-- START --
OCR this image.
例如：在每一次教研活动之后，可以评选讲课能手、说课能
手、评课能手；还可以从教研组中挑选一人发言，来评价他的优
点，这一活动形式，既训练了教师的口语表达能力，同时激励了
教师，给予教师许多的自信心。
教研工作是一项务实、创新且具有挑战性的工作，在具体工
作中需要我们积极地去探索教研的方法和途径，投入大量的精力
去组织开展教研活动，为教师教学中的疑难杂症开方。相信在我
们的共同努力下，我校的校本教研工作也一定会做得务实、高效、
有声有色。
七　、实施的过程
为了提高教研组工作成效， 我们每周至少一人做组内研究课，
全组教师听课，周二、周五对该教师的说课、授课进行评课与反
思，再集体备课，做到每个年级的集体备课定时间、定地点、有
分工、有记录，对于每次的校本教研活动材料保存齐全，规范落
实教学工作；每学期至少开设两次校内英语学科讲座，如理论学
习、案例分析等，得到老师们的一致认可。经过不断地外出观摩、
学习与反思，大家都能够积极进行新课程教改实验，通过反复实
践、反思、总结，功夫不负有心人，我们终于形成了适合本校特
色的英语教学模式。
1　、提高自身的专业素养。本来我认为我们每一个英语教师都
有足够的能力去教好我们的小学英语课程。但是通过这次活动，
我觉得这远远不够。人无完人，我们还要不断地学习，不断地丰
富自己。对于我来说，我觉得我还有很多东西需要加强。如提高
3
-- END --
-- START --
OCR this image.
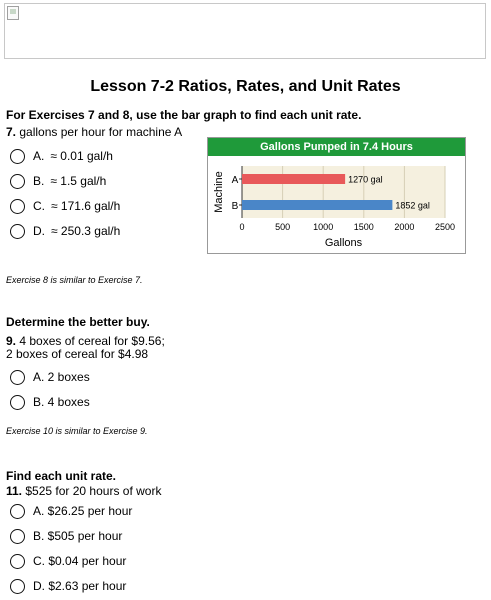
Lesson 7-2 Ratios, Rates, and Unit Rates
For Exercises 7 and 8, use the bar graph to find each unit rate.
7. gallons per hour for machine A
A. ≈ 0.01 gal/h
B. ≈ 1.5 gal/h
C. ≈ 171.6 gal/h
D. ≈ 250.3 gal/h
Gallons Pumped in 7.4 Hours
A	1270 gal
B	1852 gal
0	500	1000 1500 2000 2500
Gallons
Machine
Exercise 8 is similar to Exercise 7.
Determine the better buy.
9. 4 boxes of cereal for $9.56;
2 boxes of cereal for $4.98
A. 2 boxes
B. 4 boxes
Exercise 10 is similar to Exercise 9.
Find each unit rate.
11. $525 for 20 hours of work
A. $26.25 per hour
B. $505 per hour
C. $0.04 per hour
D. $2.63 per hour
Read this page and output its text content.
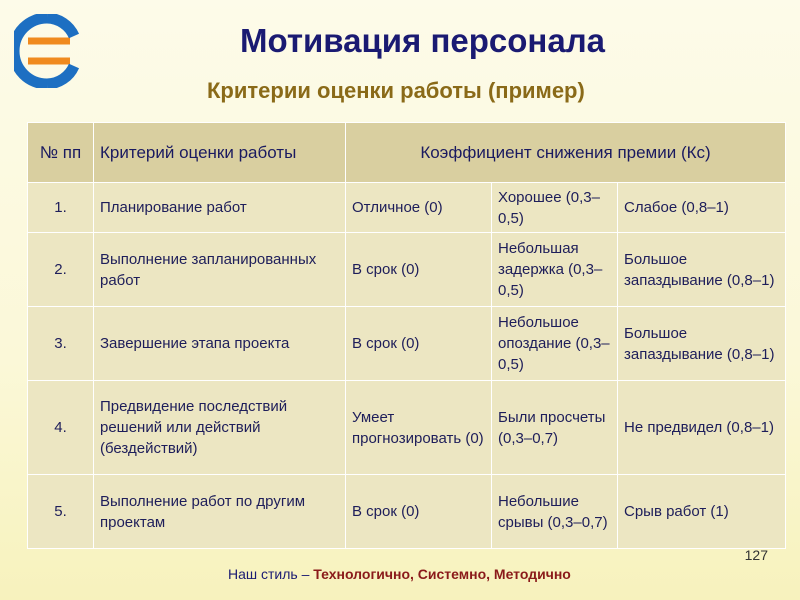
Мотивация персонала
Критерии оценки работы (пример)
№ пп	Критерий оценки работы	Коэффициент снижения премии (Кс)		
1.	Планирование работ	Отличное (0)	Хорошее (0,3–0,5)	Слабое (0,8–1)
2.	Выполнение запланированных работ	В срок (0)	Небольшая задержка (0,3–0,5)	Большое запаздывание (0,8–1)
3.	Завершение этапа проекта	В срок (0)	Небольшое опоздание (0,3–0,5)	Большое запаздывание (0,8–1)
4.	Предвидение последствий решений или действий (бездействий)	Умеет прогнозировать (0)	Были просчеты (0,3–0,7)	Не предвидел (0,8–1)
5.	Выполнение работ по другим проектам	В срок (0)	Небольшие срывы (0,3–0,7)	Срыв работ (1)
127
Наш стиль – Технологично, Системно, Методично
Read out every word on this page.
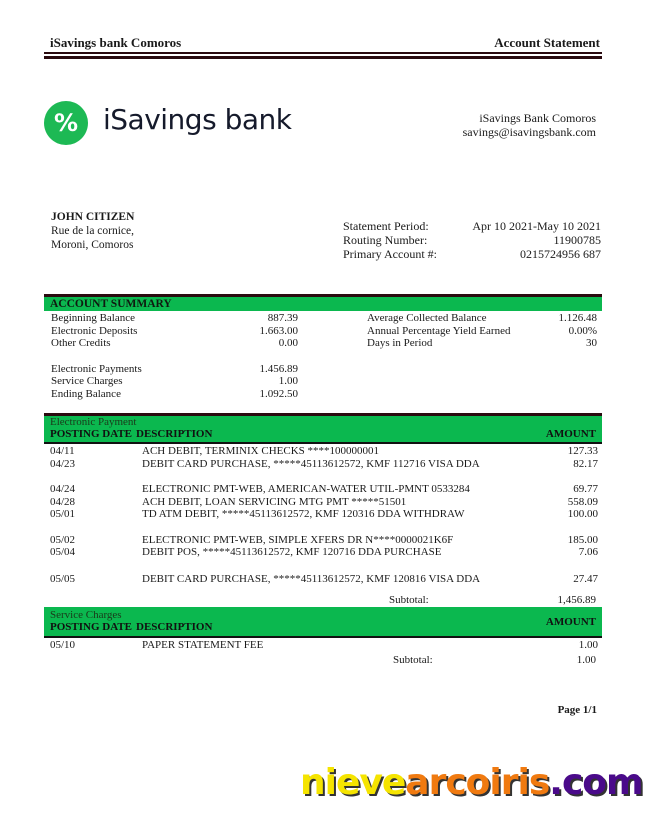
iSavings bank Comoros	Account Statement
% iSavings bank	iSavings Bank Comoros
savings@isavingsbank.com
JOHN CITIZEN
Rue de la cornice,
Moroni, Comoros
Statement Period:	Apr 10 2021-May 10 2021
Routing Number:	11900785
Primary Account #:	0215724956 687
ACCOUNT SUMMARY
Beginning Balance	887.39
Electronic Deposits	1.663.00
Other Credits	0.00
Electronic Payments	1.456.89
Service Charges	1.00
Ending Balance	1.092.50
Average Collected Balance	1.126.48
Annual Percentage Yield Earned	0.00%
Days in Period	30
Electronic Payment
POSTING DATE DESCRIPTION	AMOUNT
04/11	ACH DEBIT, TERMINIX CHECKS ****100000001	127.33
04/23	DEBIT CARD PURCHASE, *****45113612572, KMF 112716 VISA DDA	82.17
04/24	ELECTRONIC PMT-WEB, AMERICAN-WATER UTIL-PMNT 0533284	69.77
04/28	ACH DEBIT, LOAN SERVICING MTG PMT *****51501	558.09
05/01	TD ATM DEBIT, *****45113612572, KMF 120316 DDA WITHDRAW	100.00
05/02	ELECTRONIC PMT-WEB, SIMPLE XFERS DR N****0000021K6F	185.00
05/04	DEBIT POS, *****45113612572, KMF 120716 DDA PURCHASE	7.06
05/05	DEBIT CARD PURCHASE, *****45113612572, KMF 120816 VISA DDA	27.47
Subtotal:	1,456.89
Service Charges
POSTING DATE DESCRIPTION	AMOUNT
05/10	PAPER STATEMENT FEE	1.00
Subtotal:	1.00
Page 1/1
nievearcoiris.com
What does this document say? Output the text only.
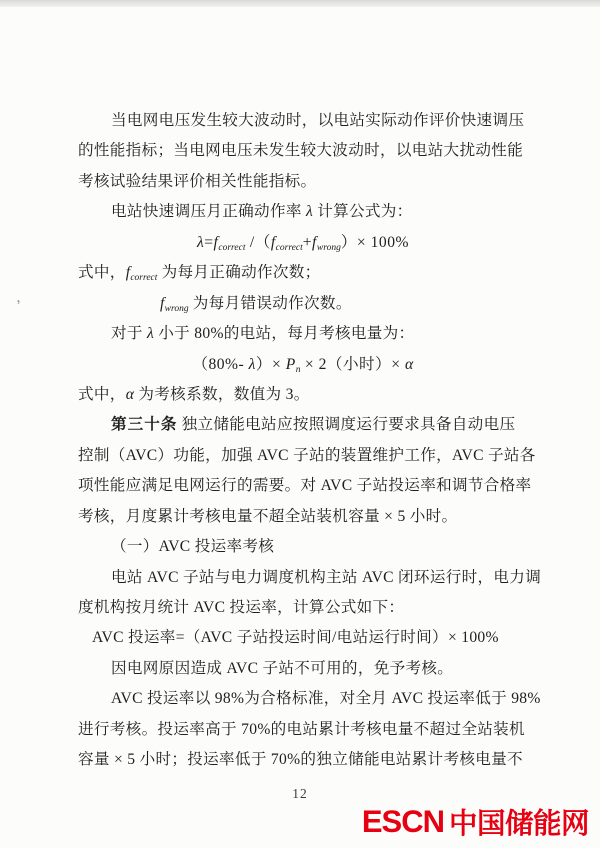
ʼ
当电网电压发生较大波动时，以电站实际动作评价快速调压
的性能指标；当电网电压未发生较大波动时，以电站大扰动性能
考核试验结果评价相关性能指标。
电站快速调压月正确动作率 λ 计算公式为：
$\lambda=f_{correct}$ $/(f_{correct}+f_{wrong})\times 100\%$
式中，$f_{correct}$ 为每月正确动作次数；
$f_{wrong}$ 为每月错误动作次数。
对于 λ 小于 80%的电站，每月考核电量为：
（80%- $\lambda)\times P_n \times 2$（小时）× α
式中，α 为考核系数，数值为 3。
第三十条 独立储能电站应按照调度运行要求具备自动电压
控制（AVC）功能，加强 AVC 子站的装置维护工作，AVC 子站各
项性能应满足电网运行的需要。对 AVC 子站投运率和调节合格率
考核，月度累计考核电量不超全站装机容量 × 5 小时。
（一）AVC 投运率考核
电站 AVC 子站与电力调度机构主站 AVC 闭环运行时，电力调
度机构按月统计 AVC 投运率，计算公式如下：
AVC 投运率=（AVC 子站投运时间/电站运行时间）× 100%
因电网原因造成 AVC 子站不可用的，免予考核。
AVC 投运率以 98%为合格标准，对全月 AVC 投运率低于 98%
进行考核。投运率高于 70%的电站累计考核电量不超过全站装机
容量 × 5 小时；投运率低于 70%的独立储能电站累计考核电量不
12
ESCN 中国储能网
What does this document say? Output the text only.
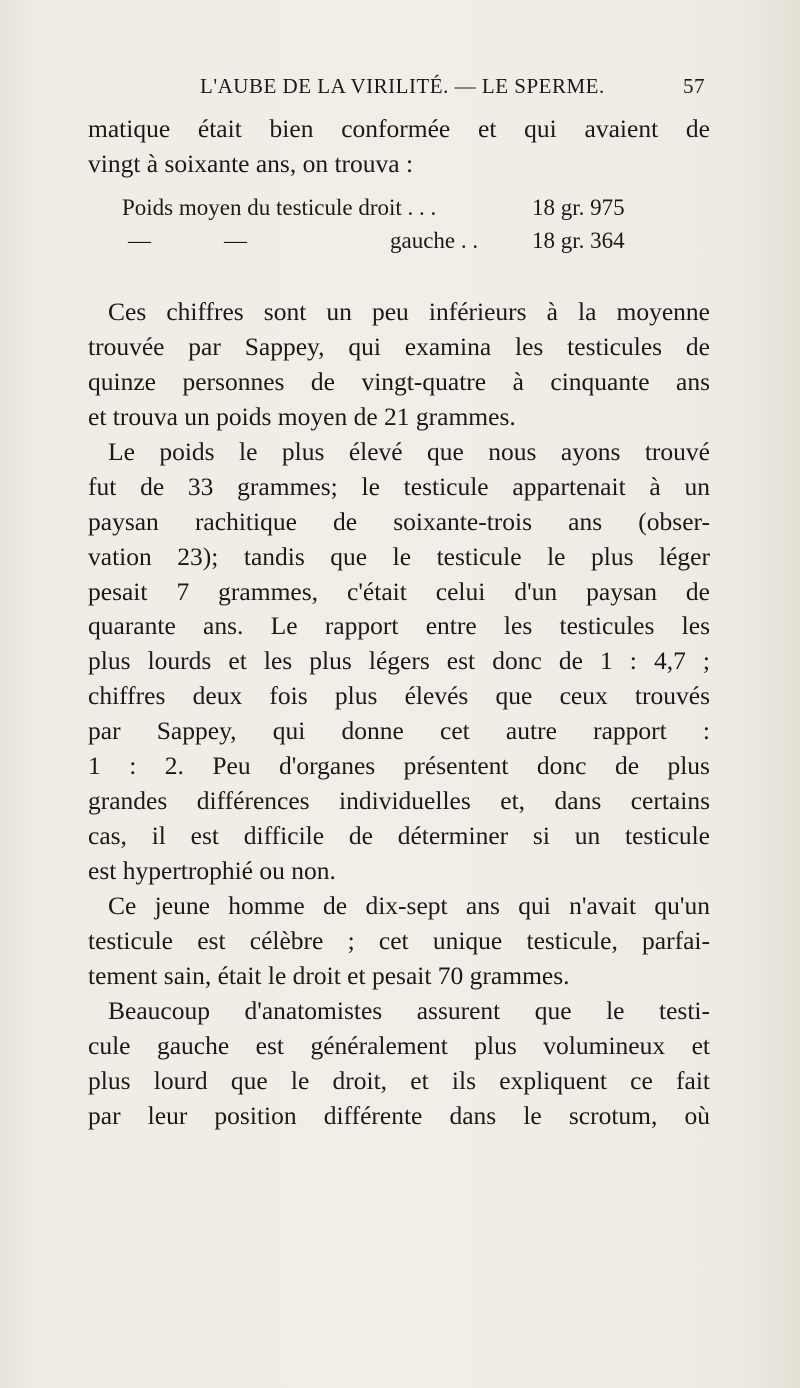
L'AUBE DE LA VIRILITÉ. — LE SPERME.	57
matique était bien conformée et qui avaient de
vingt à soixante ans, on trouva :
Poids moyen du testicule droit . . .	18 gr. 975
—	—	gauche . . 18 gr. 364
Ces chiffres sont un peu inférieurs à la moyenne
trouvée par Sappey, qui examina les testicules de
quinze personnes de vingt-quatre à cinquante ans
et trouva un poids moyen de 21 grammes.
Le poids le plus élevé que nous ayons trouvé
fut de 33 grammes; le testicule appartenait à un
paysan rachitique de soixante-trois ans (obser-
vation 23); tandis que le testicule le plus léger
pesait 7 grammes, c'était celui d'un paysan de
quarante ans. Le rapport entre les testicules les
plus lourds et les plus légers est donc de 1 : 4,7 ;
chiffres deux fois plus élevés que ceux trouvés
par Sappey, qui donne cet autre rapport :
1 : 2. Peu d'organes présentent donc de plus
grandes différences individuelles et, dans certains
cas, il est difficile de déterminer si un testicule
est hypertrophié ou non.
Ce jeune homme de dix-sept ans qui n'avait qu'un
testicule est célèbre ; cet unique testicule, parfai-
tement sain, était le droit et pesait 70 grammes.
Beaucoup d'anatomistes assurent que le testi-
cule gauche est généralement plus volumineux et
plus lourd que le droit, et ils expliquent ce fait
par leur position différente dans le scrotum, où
-- END --
-- START --
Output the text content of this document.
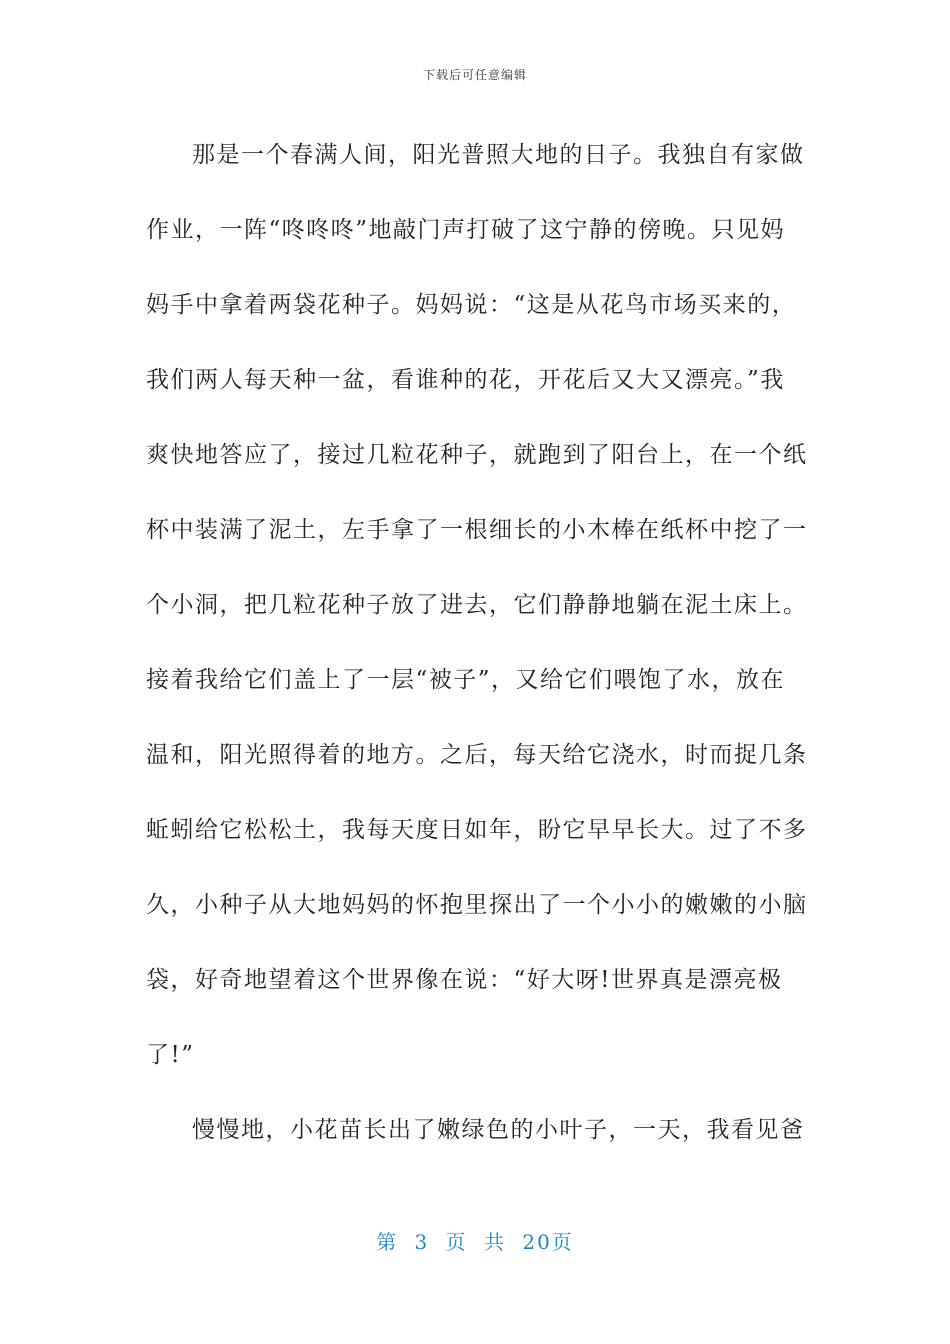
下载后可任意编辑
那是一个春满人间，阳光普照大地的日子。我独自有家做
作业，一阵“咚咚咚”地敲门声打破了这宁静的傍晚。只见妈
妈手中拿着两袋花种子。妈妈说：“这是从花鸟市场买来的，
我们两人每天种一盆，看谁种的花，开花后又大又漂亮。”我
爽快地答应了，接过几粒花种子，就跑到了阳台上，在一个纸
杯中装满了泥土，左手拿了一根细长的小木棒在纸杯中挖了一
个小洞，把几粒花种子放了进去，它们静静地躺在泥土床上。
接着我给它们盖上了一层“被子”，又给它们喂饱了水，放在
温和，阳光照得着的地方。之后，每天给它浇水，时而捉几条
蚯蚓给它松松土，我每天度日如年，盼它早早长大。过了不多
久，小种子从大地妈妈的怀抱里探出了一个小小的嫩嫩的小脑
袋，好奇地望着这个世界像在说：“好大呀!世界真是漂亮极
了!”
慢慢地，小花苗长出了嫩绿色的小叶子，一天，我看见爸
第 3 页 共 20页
-- END --
- **PROBLEM TO WORK ON**: Using the material above, copy every line in which the string "était" occurs.

- **FINAL ANSWER**:
matique était bien conformée et qui avaient de
pesait 7 grammes, c'était celui d'un paysan de
tement sain, était le droit et pesait 70 grammes.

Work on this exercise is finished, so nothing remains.